» Set task: Render the lines from the start of the records through the line holding "arrowhead G38 left bbox=[213, 390, 230, 397]", inclusive, as a JSON list of strings, one string per line, omitting blank lines.

Listings of boxed layout items:
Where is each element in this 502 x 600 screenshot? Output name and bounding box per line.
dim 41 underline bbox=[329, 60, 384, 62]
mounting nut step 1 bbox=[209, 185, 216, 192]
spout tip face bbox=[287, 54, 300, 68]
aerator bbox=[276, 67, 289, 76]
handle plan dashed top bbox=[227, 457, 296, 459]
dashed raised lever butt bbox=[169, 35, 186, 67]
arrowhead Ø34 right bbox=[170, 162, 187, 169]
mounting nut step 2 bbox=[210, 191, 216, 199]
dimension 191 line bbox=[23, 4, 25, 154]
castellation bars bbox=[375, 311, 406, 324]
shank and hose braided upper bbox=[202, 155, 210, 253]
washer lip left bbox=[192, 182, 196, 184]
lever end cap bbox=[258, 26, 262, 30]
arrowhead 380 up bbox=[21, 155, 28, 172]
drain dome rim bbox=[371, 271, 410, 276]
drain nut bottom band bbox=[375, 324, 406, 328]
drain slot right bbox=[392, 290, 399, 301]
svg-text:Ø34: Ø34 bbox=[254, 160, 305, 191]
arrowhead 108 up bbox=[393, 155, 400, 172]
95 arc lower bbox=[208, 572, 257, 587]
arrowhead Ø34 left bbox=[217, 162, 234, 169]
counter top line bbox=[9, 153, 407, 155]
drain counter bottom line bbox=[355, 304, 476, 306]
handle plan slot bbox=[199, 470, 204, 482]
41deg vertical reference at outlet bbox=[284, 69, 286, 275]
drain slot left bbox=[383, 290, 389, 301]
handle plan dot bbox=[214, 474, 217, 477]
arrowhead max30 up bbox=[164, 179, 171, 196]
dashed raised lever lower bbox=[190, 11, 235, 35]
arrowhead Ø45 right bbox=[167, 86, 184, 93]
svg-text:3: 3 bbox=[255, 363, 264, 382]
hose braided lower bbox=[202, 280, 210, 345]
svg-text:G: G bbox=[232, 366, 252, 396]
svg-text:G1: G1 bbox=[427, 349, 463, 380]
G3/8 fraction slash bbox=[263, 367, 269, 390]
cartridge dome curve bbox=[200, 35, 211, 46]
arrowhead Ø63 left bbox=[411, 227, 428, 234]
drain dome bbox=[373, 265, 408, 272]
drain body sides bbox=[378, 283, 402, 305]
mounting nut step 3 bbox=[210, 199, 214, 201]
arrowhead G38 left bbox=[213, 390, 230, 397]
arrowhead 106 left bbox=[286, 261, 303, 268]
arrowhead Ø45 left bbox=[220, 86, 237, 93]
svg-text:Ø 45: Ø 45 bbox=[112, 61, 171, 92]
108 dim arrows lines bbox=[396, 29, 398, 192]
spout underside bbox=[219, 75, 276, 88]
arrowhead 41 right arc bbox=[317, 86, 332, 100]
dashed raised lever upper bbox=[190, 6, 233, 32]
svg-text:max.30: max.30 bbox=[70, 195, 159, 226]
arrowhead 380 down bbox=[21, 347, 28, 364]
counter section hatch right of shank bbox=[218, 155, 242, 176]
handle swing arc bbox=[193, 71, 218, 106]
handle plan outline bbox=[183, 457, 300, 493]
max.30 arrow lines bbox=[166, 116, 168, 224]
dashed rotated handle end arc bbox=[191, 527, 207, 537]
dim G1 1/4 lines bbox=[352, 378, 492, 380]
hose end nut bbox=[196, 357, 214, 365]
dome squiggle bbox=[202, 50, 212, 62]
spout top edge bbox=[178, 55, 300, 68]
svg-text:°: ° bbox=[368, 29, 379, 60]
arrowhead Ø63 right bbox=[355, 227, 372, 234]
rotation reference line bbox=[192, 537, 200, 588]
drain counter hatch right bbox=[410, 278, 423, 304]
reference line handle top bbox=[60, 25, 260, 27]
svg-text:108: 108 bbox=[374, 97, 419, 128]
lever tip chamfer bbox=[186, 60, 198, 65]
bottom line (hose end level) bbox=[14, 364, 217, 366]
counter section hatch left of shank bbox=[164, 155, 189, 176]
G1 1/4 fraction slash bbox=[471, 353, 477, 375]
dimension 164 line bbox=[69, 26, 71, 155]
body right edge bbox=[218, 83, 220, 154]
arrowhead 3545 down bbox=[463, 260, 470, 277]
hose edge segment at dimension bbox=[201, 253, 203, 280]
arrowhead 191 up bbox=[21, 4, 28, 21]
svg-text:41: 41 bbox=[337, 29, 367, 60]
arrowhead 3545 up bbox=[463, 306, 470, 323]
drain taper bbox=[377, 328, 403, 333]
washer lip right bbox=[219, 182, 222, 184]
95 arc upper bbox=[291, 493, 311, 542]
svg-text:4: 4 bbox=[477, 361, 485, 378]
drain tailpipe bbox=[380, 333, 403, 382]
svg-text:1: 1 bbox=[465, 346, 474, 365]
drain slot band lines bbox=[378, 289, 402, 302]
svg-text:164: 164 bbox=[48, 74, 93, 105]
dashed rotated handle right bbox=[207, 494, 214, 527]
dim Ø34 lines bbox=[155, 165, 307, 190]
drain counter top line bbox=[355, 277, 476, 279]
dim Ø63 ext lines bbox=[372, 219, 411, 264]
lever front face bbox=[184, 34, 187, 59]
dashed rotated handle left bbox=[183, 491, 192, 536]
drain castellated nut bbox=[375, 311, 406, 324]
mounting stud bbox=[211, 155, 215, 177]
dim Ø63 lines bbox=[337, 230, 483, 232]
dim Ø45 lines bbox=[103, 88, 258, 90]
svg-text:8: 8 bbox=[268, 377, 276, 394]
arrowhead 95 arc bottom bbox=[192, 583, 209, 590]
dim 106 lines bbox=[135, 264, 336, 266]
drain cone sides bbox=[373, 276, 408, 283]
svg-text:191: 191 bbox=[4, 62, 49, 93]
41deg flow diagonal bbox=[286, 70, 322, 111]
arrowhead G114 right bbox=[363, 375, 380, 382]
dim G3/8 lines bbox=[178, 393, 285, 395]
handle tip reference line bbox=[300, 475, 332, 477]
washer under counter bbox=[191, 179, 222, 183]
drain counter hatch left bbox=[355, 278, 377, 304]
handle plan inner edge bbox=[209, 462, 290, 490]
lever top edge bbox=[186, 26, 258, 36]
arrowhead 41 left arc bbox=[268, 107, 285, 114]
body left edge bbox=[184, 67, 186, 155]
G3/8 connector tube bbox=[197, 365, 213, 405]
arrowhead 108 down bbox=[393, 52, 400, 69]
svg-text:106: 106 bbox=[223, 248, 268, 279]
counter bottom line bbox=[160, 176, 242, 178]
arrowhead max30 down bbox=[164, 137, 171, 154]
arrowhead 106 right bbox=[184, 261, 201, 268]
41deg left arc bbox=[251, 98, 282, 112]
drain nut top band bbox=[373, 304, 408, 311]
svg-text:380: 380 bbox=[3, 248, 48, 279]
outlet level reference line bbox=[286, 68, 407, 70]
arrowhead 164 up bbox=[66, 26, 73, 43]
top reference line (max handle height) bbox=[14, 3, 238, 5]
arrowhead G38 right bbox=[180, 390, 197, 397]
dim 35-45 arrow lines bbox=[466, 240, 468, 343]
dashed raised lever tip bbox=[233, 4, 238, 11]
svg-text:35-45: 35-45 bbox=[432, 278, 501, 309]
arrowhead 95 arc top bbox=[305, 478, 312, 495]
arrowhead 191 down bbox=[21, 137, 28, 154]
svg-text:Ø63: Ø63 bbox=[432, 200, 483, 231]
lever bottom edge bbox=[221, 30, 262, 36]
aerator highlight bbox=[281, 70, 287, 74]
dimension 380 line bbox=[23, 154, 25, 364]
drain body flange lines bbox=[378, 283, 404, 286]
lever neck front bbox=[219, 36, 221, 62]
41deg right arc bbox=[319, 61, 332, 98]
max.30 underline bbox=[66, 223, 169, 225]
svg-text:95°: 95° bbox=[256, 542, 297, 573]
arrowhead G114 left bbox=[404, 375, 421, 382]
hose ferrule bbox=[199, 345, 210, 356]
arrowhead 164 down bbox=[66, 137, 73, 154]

» The reply:
[
  "Where is each element in this 502 x 600 screenshot? Output name and bounding box per line.",
  "dim 41 underline bbox=[329, 60, 384, 62]",
  "mounting nut step 1 bbox=[209, 185, 216, 192]",
  "spout tip face bbox=[287, 54, 300, 68]",
  "aerator bbox=[276, 67, 289, 76]",
  "handle plan dashed top bbox=[227, 457, 296, 459]",
  "dashed raised lever butt bbox=[169, 35, 186, 67]",
  "arrowhead Ø34 right bbox=[170, 162, 187, 169]",
  "mounting nut step 2 bbox=[210, 191, 216, 199]",
  "dimension 191 line bbox=[23, 4, 25, 154]",
  "castellation bars bbox=[375, 311, 406, 324]",
  "shank and hose braided upper bbox=[202, 155, 210, 253]",
  "washer lip left bbox=[192, 182, 196, 184]",
  "lever end cap bbox=[258, 26, 262, 30]",
  "arrowhead 380 up bbox=[21, 155, 28, 172]",
  "drain dome rim bbox=[371, 271, 410, 276]",
  "drain nut bottom band bbox=[375, 324, 406, 328]",
  "drain slot right bbox=[392, 290, 399, 301]",
  "svg-text:Ø34: Ø34 bbox=[254, 160, 305, 191]",
  "arrowhead 108 up bbox=[393, 155, 400, 172]",
  "95 arc lower bbox=[208, 572, 257, 587]",
  "arrowhead Ø34 left bbox=[217, 162, 234, 169]",
  "counter top line bbox=[9, 153, 407, 155]",
  "drain counter bottom line bbox=[355, 304, 476, 306]",
  "handle plan slot bbox=[199, 470, 204, 482]",
  "41deg vertical reference at outlet bbox=[284, 69, 286, 275]",
  "drain slot left bbox=[383, 290, 389, 301]",
  "handle plan dot bbox=[214, 474, 217, 477]",
  "arrowhead max30 up bbox=[164, 179, 171, 196]",
  "dashed raised lever lower bbox=[190, 11, 235, 35]",
  "arrowhead Ø45 right bbox=[167, 86, 184, 93]",
  "svg-text:3: 3 bbox=[255, 363, 264, 382]",
  "hose braided lower bbox=[202, 280, 210, 345]",
  "svg-text:G: G bbox=[232, 366, 252, 396]",
  "svg-text:G1: G1 bbox=[427, 349, 463, 380]",
  "G3/8 fraction slash bbox=[263, 367, 269, 390]",
  "cartridge dome curve bbox=[200, 35, 211, 46]",
  "arrowhead Ø63 left bbox=[411, 227, 428, 234]",
  "drain dome bbox=[373, 265, 408, 272]",
  "drain body sides bbox=[378, 283, 402, 305]",
  "mounting nut step 3 bbox=[210, 199, 214, 201]",
  "arrowhead G38 left bbox=[213, 390, 230, 397]"
]